▸ **Given data**:
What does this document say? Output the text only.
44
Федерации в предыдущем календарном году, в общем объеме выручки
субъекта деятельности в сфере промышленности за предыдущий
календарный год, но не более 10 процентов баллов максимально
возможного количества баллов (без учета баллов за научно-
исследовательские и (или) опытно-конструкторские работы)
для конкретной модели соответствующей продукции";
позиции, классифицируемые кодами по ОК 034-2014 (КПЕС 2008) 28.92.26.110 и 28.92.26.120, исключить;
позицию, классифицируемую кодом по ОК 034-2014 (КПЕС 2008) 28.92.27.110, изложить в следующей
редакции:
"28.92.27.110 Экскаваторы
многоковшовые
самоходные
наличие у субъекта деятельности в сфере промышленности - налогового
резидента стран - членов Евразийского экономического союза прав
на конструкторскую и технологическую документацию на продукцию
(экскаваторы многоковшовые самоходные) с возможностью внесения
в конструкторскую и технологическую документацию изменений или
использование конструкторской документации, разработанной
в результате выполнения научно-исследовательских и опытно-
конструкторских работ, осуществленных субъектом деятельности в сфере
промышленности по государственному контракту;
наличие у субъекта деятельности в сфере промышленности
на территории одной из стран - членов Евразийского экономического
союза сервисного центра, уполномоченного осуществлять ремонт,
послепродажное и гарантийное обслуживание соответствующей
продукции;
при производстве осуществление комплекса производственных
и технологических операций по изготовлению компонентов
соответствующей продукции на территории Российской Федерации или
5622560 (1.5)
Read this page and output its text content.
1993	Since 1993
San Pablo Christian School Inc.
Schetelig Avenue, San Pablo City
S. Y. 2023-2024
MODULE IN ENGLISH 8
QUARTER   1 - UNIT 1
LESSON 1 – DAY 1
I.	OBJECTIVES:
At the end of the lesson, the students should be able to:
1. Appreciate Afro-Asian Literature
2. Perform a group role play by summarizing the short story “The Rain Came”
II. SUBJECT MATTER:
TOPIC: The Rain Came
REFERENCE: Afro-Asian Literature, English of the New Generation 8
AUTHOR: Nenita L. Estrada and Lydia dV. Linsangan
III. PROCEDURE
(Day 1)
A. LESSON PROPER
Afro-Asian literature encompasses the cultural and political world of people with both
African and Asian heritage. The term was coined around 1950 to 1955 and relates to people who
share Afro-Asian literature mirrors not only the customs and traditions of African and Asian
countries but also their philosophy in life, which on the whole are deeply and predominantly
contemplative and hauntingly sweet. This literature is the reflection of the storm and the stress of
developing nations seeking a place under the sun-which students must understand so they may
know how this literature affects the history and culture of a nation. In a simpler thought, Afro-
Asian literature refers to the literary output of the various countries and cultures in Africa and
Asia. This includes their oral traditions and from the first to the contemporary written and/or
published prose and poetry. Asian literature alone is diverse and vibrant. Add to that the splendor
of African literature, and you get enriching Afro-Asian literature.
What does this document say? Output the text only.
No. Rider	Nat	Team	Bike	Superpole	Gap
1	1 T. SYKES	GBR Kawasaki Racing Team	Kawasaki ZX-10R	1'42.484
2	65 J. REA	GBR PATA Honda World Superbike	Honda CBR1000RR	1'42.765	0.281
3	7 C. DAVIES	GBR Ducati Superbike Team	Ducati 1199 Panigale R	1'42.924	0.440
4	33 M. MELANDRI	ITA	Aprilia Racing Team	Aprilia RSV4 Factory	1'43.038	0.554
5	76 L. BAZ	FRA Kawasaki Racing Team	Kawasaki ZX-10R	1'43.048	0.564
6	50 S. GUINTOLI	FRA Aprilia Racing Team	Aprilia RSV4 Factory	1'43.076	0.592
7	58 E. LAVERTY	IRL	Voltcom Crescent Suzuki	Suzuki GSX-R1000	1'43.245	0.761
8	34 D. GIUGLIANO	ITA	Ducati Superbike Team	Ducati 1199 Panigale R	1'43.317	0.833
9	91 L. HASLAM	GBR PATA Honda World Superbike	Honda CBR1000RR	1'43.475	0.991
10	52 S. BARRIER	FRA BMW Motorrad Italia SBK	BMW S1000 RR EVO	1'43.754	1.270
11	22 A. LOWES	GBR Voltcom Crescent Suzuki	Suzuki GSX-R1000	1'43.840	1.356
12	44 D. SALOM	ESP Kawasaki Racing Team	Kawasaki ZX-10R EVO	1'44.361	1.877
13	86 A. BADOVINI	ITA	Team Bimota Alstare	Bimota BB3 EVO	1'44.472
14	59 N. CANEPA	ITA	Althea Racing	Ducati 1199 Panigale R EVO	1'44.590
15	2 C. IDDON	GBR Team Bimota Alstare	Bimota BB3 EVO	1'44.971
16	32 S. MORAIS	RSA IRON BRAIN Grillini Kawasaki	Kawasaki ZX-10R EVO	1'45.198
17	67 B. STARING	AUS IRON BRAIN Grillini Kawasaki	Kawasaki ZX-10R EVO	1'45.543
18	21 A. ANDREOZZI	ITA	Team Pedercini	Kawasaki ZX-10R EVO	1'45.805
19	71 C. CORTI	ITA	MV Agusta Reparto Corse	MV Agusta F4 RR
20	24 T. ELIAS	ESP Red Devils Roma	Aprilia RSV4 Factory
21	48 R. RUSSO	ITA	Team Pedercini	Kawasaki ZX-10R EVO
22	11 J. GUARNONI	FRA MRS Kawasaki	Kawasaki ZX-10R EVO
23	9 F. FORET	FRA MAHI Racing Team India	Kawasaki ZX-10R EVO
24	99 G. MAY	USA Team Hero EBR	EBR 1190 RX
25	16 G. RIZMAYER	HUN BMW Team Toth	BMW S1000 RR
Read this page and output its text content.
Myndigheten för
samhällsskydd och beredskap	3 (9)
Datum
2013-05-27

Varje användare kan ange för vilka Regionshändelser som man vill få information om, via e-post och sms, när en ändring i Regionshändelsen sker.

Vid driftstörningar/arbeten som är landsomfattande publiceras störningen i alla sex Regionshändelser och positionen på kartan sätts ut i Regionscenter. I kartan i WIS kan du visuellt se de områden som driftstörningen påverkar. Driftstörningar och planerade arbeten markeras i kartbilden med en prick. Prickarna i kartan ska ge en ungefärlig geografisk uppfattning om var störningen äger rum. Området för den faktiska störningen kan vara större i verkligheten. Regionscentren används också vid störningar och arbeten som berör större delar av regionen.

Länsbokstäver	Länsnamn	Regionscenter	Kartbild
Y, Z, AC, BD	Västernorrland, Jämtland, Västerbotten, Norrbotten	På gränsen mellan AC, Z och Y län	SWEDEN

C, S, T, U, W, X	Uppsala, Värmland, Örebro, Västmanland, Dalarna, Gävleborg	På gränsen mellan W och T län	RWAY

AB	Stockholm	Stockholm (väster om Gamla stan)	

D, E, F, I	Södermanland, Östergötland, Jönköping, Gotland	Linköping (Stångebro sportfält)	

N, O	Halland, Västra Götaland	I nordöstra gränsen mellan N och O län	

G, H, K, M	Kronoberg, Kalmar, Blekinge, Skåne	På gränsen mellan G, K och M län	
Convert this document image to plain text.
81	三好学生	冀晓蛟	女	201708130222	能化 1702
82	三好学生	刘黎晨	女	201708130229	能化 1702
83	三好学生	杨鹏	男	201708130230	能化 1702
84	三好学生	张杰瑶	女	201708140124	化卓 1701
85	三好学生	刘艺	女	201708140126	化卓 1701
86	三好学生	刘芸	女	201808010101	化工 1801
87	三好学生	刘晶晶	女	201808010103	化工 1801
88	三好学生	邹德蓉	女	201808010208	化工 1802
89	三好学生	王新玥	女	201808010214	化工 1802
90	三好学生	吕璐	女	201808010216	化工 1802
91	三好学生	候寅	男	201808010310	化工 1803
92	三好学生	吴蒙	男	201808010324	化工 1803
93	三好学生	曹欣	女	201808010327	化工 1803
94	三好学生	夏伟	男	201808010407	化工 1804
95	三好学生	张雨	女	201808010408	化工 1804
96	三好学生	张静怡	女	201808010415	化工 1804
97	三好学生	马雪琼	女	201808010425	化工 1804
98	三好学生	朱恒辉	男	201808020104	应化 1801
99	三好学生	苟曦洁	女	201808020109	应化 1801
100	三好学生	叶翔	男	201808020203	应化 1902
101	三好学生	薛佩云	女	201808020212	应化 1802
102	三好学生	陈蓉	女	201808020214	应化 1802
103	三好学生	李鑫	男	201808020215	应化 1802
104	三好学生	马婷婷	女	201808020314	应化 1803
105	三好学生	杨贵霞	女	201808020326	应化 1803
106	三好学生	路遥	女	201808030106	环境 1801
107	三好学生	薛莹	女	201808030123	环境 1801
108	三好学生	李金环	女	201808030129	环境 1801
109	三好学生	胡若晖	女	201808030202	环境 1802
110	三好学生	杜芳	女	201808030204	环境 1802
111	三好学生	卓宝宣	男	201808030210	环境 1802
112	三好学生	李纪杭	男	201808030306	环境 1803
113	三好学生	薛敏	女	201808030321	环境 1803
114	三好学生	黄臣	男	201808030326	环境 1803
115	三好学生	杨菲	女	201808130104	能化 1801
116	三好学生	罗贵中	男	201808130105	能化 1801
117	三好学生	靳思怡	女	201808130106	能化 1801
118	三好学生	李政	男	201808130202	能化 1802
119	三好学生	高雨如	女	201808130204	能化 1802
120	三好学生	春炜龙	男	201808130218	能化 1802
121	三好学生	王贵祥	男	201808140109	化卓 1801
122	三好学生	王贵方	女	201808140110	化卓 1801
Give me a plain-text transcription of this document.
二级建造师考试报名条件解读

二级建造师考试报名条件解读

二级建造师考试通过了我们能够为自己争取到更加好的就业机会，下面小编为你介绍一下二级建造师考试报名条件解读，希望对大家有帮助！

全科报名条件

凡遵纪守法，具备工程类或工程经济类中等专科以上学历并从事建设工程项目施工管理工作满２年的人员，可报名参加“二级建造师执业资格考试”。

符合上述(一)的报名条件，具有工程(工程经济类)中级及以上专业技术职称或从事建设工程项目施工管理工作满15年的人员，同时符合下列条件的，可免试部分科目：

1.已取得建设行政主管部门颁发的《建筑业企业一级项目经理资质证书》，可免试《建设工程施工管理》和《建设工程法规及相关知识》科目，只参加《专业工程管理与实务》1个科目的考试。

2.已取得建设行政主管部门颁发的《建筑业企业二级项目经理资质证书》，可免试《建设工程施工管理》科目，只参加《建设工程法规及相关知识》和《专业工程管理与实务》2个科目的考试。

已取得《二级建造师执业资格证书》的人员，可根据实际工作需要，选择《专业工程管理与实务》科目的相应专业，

▸ **Exercise requirements**:
Find the word "their" in the material, then list each line that holds it.

▸ **Result for this exercise**:
countries but also their philosophy in life, which on the whole are deeply and predominantly
Asia. This includes their oral traditions and from the first to the contemporary written and/or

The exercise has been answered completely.